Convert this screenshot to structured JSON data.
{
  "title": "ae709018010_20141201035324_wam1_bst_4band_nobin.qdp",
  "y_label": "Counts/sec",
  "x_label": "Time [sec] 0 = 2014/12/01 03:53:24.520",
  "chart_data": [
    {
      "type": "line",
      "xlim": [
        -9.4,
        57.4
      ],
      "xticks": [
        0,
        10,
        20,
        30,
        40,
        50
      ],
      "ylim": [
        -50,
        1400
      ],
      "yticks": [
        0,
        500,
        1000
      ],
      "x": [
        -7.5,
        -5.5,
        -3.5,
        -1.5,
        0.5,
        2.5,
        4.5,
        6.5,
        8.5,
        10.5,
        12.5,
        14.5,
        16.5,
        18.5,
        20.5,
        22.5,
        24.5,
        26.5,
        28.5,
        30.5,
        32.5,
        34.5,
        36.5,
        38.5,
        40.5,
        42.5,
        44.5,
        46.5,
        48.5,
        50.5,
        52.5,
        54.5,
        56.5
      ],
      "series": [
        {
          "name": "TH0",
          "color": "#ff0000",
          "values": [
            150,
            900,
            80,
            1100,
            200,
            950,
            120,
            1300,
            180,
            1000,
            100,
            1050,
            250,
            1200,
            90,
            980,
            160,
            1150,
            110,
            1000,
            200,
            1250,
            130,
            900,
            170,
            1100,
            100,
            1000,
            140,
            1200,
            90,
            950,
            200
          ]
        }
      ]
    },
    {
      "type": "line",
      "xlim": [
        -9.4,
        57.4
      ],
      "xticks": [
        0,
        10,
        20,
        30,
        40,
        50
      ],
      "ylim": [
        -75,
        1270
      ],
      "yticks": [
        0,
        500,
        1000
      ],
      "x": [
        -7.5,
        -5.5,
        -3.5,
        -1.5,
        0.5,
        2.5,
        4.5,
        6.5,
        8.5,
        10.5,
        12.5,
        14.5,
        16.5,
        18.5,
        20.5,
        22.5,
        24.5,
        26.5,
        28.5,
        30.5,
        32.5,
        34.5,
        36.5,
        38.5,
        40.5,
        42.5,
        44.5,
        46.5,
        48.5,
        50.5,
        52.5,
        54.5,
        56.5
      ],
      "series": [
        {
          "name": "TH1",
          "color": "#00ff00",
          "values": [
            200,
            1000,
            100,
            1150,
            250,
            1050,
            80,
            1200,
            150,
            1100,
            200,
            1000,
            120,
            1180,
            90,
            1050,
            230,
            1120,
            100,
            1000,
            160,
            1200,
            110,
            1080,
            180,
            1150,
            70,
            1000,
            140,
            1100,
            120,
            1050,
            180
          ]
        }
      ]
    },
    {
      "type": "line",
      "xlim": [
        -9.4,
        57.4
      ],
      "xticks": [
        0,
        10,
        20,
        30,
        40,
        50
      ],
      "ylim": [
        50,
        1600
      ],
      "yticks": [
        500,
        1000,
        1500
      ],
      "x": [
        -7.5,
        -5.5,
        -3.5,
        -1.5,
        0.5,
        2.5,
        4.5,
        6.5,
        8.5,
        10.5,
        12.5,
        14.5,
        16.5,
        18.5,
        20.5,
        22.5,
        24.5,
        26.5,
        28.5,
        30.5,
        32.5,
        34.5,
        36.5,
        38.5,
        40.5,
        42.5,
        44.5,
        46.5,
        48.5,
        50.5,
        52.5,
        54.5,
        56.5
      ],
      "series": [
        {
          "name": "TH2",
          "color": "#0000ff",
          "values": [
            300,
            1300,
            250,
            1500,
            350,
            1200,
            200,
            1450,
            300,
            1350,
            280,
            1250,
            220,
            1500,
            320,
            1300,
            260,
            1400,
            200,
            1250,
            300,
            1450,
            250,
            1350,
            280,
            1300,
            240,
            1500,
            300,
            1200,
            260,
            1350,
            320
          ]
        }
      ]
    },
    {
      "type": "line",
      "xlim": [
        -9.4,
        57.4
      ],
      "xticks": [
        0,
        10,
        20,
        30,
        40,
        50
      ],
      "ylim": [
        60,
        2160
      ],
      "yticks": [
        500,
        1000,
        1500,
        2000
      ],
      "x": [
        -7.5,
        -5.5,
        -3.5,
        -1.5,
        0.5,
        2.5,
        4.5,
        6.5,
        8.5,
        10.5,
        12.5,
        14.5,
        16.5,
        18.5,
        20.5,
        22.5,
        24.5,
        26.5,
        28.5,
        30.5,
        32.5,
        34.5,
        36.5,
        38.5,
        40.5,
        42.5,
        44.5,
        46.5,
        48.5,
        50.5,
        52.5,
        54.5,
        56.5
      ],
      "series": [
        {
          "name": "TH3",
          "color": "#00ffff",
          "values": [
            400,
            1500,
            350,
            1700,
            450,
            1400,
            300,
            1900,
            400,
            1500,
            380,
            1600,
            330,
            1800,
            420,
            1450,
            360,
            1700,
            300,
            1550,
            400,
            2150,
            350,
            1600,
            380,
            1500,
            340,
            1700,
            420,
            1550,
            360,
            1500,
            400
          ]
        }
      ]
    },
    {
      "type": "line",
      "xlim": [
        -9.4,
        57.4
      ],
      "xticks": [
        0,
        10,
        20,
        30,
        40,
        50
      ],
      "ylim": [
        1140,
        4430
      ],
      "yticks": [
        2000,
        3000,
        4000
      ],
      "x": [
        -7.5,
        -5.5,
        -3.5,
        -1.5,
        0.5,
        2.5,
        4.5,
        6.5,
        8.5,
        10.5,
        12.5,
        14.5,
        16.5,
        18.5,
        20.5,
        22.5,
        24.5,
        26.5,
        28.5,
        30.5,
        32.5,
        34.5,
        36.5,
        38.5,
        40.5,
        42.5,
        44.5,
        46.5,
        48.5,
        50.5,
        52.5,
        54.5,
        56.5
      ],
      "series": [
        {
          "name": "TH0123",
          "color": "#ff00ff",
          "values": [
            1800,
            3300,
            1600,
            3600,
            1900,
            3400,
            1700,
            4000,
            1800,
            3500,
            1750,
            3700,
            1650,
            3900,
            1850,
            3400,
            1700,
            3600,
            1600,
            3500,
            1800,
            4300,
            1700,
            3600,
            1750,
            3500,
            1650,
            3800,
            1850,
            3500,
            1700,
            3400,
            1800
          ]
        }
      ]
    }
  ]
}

■ Goal of the exercise ■
Without leaving anything out, quote all the data.

■ Output of the task ■
Convert this screenshot to structured JSON data.
{
  "title": "ae709018010_20141201035324_wam1_bst_4band_nobin.qdp",
  "y_label": "Counts/sec",
  "x_label": "Time [sec] 0 = 2014/12/01 03:53:24.520",
  "chart_data": [
    {
      "type": "line",
      "xlim": [
        -9.4,
        57.4
      ],
      "xticks": [
        0,
        10,
        20,
        30,
        40,
        50
      ],
      "ylim": [
        -50,
        1400
      ],
      "yticks": [
        0,
        500,
        1000
      ],
      "x": [
        -7.5,
        -5.5,
        -3.5,
        -1.5,
        0.5,
        2.5,
        4.5,
        6.5,
        8.5,
        10.5,
        12.5,
        14.5,
        16.5,
        18.5,
        20.5,
        22.5,
        24.5,
        26.5,
        28.5,
        30.5,
        32.5,
        34.5,
        36.5,
        38.5,
        40.5,
        42.5,
        44.5,
        46.5,
        48.5,
        50.5,
        52.5,
        54.5,
        56.5
      ],
      "series": [
        {
          "name": "TH0",
          "color": "#ff0000",
          "values": [
            150,
            900,
            80,
            1100,
            200,
            950,
            120,
            1300,
            180,
            1000,
            100,
            1050,
            250,
            1200,
            90,
            980,
            160,
            1150,
            110,
            1000,
            200,
            1250,
            130,
            900,
            170,
            1100,
            100,
            1000,
            140,
            1200,
            90,
            950,
            200
          ]
        }
      ]
    },
    {
      "type": "line",
      "xlim": [
        -9.4,
        57.4
      ],
      "xticks": [
        0,
        10,
        20,
        30,
        40,
        50
      ],
      "ylim": [
        -75,
        1270
      ],
      "yticks": [
        0,
        500,
        1000
      ],
      "x": [
        -7.5,
        -5.5,
        -3.5,
        -1.5,
        0.5,
        2.5,
        4.5,
        6.5,
        8.5,
        10.5,
        12.5,
        14.5,
        16.5,
        18.5,
        20.5,
        22.5,
        24.5,
        26.5,
        28.5,
        30.5,
        32.5,
        34.5,
        36.5,
        38.5,
        40.5,
        42.5,
        44.5,
        46.5,
        48.5,
        50.5,
        52.5,
        54.5,
        56.5
      ],
      "series": [
        {
          "name": "TH1",
          "color": "#00ff00",
          "values": [
            200,
            1000,
            100,
            1150,
            250,
            1050,
            80,
            1200,
            150,
            1100,
            200,
            1000,
            120,
            1180,
            90,
            1050,
            230,
            1120,
            100,
            1000,
            160,
            1200,
            110,
            1080,
            180,
            1150,
            70,
            1000,
            140,
            1100,
            120,
            1050,
            180
          ]
        }
      ]
    },
    {
      "type": "line",
      "xlim": [
        -9.4,
        57.4
      ],
      "xticks": [
        0,
        10,
        20,
        30,
        40,
        50
      ],
      "ylim": [
        50,
        1600
      ],
      "yticks": [
        500,
        1000,
        1500
      ],
      "x": [
        -7.5,
        -5.5,
        -3.5,
        -1.5,
        0.5,
        2.5,
        4.5,
        6.5,
        8.5,
        10.5,
        12.5,
        14.5,
        16.5,
        18.5,
        20.5,
        22.5,
        24.5,
        26.5,
        28.5,
        30.5,
        32.5,
        34.5,
        36.5,
        38.5,
        40.5,
        42.5,
        44.5,
        46.5,
        48.5,
        50.5,
        52.5,
        54.5,
        56.5
      ],
      "series": [
        {
          "name": "TH2",
          "color": "#0000ff",
          "values": [
            300,
            1300,
            250,
            1500,
            350,
            1200,
            200,
            1450,
            300,
            1350,
            280,
            1250,
            220,
            1500,
            320,
            1300,
            260,
            1400,
            200,
            1250,
            300,
            1450,
            250,
            1350,
            280,
            1300,
            240,
            1500,
            300,
            1200,
            260,
            1350,
            320
          ]
        }
      ]
    },
    {
      "type": "line",
      "xlim": [
        -9.4,
        57.4
      ],
      "xticks": [
        0,
        10,
        20,
        30,
        40,
        50
      ],
      "ylim": [
        60,
        2160
      ],
      "yticks": [
        500,
        1000,
        1500,
        2000
      ],
      "x": [
        -7.5,
        -5.5,
        -3.5,
        -1.5,
        0.5,
        2.5,
        4.5,
        6.5,
        8.5,
        10.5,
        12.5,
        14.5,
        16.5,
        18.5,
        20.5,
        22.5,
        24.5,
        26.5,
        28.5,
        30.5,
        32.5,
        34.5,
        36.5,
        38.5,
        40.5,
        42.5,
        44.5,
        46.5,
        48.5,
        50.5,
        52.5,
        54.5,
        56.5
      ],
      "series": [
        {
          "name": "TH3",
          "color": "#00ffff",
          "values": [
            400,
            1500,
            350,
            1700,
            450,
            1400,
            300,
            1900,
            400,
            1500,
            380,
            1600,
            330,
            1800,
            420,
            1450,
            360,
            1700,
            300,
            1550,
            400,
            2150,
            350,
            1600,
            380,
            1500,
            340,
            1700,
            420,
            1550,
            360,
            1500,
            400
          ]
        }
      ]
    },
    {
      "type": "line",
      "xlim": [
        -9.4,
        57.4
      ],
      "xticks": [
        0,
        10,
        20,
        30,
        40,
        50
      ],
      "ylim": [
        1140,
        4430
      ],
      "yticks": [
        2000,
        3000,
        4000
      ],
      "x": [
        -7.5,
        -5.5,
        -3.5,
        -1.5,
        0.5,
        2.5,
        4.5,
        6.5,
        8.5,
        10.5,
        12.5,
        14.5,
        16.5,
        18.5,
        20.5,
        22.5,
        24.5,
        26.5,
        28.5,
        30.5,
        32.5,
        34.5,
        36.5,
        38.5,
        40.5,
        42.5,
        44.5,
        46.5,
        48.5,
        50.5,
        52.5,
        54.5,
        56.5
      ],
      "series": [
        {
          "name": "TH0123",
          "color": "#ff00ff",
          "values": [
            1800,
            3300,
            1600,
            3600,
            1900,
            3400,
            1700,
            4000,
            1800,
            3500,
            1750,
            3700,
            1650,
            3900,
            1850,
            3400,
            1700,
            3600,
            1600,
            3500,
            1800,
            4300,
            1700,
            3600,
            1750,
            3500,
            1650,
            3800,
            1850,
            3500,
            1700,
            3400,
            1800
          ]
        }
      ]
    }
  ]
}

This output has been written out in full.